STATED GOAL:
Write every line of the material out exactly as shown.

[Recorded data]
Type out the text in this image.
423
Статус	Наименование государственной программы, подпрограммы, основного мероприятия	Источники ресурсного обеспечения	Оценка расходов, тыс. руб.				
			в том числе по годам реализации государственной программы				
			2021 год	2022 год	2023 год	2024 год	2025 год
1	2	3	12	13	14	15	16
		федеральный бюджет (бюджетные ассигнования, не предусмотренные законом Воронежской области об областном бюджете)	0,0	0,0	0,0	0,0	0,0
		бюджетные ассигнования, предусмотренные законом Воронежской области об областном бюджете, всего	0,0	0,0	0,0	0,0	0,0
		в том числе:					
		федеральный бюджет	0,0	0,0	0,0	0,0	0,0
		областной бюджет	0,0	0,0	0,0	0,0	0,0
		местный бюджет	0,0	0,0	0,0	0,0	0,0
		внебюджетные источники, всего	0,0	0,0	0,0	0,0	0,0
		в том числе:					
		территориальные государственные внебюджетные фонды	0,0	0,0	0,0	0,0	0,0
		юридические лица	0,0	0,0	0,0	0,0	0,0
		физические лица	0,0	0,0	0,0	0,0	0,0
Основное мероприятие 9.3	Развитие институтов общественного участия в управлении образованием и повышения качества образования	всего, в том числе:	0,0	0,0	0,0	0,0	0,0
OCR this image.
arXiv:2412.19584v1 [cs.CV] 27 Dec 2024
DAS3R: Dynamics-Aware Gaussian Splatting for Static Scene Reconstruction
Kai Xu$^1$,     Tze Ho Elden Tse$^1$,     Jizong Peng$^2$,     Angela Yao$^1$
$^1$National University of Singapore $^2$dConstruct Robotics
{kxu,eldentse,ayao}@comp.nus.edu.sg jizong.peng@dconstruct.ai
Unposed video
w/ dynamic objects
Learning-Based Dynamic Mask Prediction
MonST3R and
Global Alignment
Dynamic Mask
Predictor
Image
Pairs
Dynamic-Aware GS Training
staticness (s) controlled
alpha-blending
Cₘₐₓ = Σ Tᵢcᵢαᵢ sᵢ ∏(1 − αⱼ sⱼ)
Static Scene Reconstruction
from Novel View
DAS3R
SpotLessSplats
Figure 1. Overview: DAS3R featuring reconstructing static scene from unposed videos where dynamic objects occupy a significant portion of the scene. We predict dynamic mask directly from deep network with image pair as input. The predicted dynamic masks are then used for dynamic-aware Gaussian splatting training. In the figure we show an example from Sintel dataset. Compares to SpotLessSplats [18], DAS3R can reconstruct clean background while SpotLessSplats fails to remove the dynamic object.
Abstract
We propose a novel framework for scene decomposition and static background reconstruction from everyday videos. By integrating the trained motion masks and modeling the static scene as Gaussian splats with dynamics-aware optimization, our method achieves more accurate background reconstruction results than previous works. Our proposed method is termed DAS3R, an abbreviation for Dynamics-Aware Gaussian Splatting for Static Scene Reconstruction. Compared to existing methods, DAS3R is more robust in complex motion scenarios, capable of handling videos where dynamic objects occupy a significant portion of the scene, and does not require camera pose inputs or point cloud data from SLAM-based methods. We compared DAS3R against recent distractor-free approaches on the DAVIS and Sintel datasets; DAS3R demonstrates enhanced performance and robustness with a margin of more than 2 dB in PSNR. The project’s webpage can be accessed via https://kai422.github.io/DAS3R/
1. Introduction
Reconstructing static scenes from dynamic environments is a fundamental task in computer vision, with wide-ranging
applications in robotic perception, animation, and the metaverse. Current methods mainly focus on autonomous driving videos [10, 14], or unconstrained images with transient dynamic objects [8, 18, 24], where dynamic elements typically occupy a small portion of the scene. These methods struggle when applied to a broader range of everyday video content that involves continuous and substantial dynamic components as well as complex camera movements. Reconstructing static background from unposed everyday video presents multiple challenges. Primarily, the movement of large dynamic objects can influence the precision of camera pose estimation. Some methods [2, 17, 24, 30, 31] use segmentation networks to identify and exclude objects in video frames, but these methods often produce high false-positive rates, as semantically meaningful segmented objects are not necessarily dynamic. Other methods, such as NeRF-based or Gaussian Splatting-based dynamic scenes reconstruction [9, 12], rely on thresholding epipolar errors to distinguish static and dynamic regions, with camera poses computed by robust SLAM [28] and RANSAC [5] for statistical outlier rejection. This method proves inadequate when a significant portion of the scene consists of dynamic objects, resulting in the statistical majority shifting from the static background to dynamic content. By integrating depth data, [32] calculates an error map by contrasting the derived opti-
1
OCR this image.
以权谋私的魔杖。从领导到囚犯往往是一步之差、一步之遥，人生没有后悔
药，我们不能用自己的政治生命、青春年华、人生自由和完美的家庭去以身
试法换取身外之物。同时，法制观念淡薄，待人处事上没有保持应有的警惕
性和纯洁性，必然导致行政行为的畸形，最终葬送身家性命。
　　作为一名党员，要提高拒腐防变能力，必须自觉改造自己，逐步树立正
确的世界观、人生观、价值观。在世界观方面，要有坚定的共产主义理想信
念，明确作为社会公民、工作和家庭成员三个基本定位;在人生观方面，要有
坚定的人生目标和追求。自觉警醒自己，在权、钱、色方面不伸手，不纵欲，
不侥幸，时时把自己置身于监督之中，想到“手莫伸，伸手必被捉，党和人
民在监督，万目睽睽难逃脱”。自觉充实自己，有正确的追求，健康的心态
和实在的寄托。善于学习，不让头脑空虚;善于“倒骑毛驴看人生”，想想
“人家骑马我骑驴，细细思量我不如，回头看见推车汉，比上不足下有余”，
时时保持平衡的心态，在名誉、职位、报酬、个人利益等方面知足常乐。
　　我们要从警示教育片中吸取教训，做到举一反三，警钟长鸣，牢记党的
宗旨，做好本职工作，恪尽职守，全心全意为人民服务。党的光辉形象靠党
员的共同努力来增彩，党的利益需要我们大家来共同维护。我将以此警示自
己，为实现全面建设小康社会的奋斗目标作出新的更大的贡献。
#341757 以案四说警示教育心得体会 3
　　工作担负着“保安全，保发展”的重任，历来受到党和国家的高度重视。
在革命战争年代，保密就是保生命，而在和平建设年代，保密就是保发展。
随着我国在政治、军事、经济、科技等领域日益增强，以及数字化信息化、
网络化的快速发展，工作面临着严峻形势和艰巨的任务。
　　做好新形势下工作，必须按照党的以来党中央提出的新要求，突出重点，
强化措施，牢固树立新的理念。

RESULT:
Type out the text in this image.
423
Статус	Наименование государственной программы, подпрограммы, основного мероприятия	Источники ресурсного обеспечения	Оценка расходов, тыс. руб.				
			в том числе по годам реализации государственной программы				
			2021 год	2022 год	2023 год	2024 год	2025 год
1	2	3	12	13	14	15	16
		федеральный бюджет (бюджетные ассигнования, не предусмотренные законом Воронежской области об областном бюджете)	0,0	0,0	0,0	0,0	0,0
		бюджетные ассигнования, предусмотренные законом Воронежской области об областном бюджете, всего	0,0	0,0	0,0	0,0	0,0
		в том числе:					
		федеральный бюджет	0,0	0,0	0,0	0,0	0,0
		областной бюджет	0,0	0,0	0,0	0,0	0,0
		местный бюджет	0,0	0,0	0,0	0,0	0,0
		внебюджетные источники, всего	0,0	0,0	0,0	0,0	0,0
		в том числе:					
		территориальные государственные внебюджетные фонды	0,0	0,0	0,0	0,0	0,0
		юридические лица	0,0	0,0	0,0	0,0	0,0
		физические лица	0,0	0,0	0,0	0,0	0,0
Основное мероприятие 9.3	Развитие институтов общественного участия в управлении образованием и повышения качества образования	всего, в том числе:	0,0	0,0	0,0	0,0	0,0
OCR this image.
arXiv:2412.19584v1 [cs.CV] 27 Dec 2024
DAS3R: Dynamics-Aware Gaussian Splatting for Static Scene Reconstruction
Kai Xu$^1$,     Tze Ho Elden Tse$^1$,     Jizong Peng$^2$,     Angela Yao$^1$
$^1$National University of Singapore $^2$dConstruct Robotics
{kxu,eldentse,ayao}@comp.nus.edu.sg jizong.peng@dconstruct.ai
Unposed video
w/ dynamic objects
Learning-Based Dynamic Mask Prediction
MonST3R and
Global Alignment
Dynamic Mask
Predictor
Image
Pairs
Dynamic-Aware GS Training
staticness (s) controlled
alpha-blending
Cₘₐₓ = Σ Tᵢcᵢαᵢ sᵢ ∏(1 − αⱼ sⱼ)
Static Scene Reconstruction
from Novel View
DAS3R
SpotLessSplats
Figure 1. Overview: DAS3R featuring reconstructing static scene from unposed videos where dynamic objects occupy a significant portion of the scene. We predict dynamic mask directly from deep network with image pair as input. The predicted dynamic masks are then used for dynamic-aware Gaussian splatting training. In the figure we show an example from Sintel dataset. Compares to SpotLessSplats [18], DAS3R can reconstruct clean background while SpotLessSplats fails to remove the dynamic object.
Abstract
We propose a novel framework for scene decomposition and static background reconstruction from everyday videos. By integrating the trained motion masks and modeling the static scene as Gaussian splats with dynamics-aware optimization, our method achieves more accurate background reconstruction results than previous works. Our proposed method is termed DAS3R, an abbreviation for Dynamics-Aware Gaussian Splatting for Static Scene Reconstruction. Compared to existing methods, DAS3R is more robust in complex motion scenarios, capable of handling videos where dynamic objects occupy a significant portion of the scene, and does not require camera pose inputs or point cloud data from SLAM-based methods. We compared DAS3R against recent distractor-free approaches on the DAVIS and Sintel datasets; DAS3R demonstrates enhanced performance and robustness with a margin of more than 2 dB in PSNR. The project’s webpage can be accessed via https://kai422.github.io/DAS3R/
1. Introduction
Reconstructing static scenes from dynamic environments is a fundamental task in computer vision, with wide-ranging
applications in robotic perception, animation, and the metaverse. Current methods mainly focus on autonomous driving videos [10, 14], or unconstrained images with transient dynamic objects [8, 18, 24], where dynamic elements typically occupy a small portion of the scene. These methods struggle when applied to a broader range of everyday video content that involves continuous and substantial dynamic components as well as complex camera movements. Reconstructing static background from unposed everyday video presents multiple challenges. Primarily, the movement of large dynamic objects can influence the precision of camera pose estimation. Some methods [2, 17, 24, 30, 31] use segmentation networks to identify and exclude objects in video frames, but these methods often produce high false-positive rates, as semantically meaningful segmented objects are not necessarily dynamic. Other methods, such as NeRF-based or Gaussian Splatting-based dynamic scenes reconstruction [9, 12], rely on thresholding epipolar errors to distinguish static and dynamic regions, with camera poses computed by robust SLAM [28] and RANSAC [5] for statistical outlier rejection. This method proves inadequate when a significant portion of the scene consists of dynamic objects, resulting in the statistical majority shifting from the static background to dynamic content. By integrating depth data, [32] calculates an error map by contrasting the derived opti-
1
OCR this image.
以权谋私的魔杖。从领导到囚犯往往是一步之差、一步之遥，人生没有后悔
药，我们不能用自己的政治生命、青春年华、人生自由和完美的家庭去以身
试法换取身外之物。同时，法制观念淡薄，待人处事上没有保持应有的警惕
性和纯洁性，必然导致行政行为的畸形，最终葬送身家性命。
　　作为一名党员，要提高拒腐防变能力，必须自觉改造自己，逐步树立正
确的世界观、人生观、价值观。在世界观方面，要有坚定的共产主义理想信
念，明确作为社会公民、工作和家庭成员三个基本定位;在人生观方面，要有
坚定的人生目标和追求。自觉警醒自己，在权、钱、色方面不伸手，不纵欲，
不侥幸，时时把自己置身于监督之中，想到“手莫伸，伸手必被捉，党和人
民在监督，万目睽睽难逃脱”。自觉充实自己，有正确的追求，健康的心态
和实在的寄托。善于学习，不让头脑空虚;善于“倒骑毛驴看人生”，想想
“人家骑马我骑驴，细细思量我不如，回头看见推车汉，比上不足下有余”，
时时保持平衡的心态，在名誉、职位、报酬、个人利益等方面知足常乐。
　　我们要从警示教育片中吸取教训，做到举一反三，警钟长鸣，牢记党的
宗旨，做好本职工作，恪尽职守，全心全意为人民服务。党的光辉形象靠党
员的共同努力来增彩，党的利益需要我们大家来共同维护。我将以此警示自
己，为实现全面建设小康社会的奋斗目标作出新的更大的贡献。
#341757 以案四说警示教育心得体会 3
　　工作担负着“保安全，保发展”的重任，历来受到党和国家的高度重视。
在革命战争年代，保密就是保生命，而在和平建设年代，保密就是保发展。
随着我国在政治、军事、经济、科技等领域日益增强，以及数字化信息化、
网络化的快速发展，工作面临着严峻形势和艰巨的任务。
　　做好新形势下工作，必须按照党的以来党中央提出的新要求，突出重点，
强化措施，牢固树立新的理念。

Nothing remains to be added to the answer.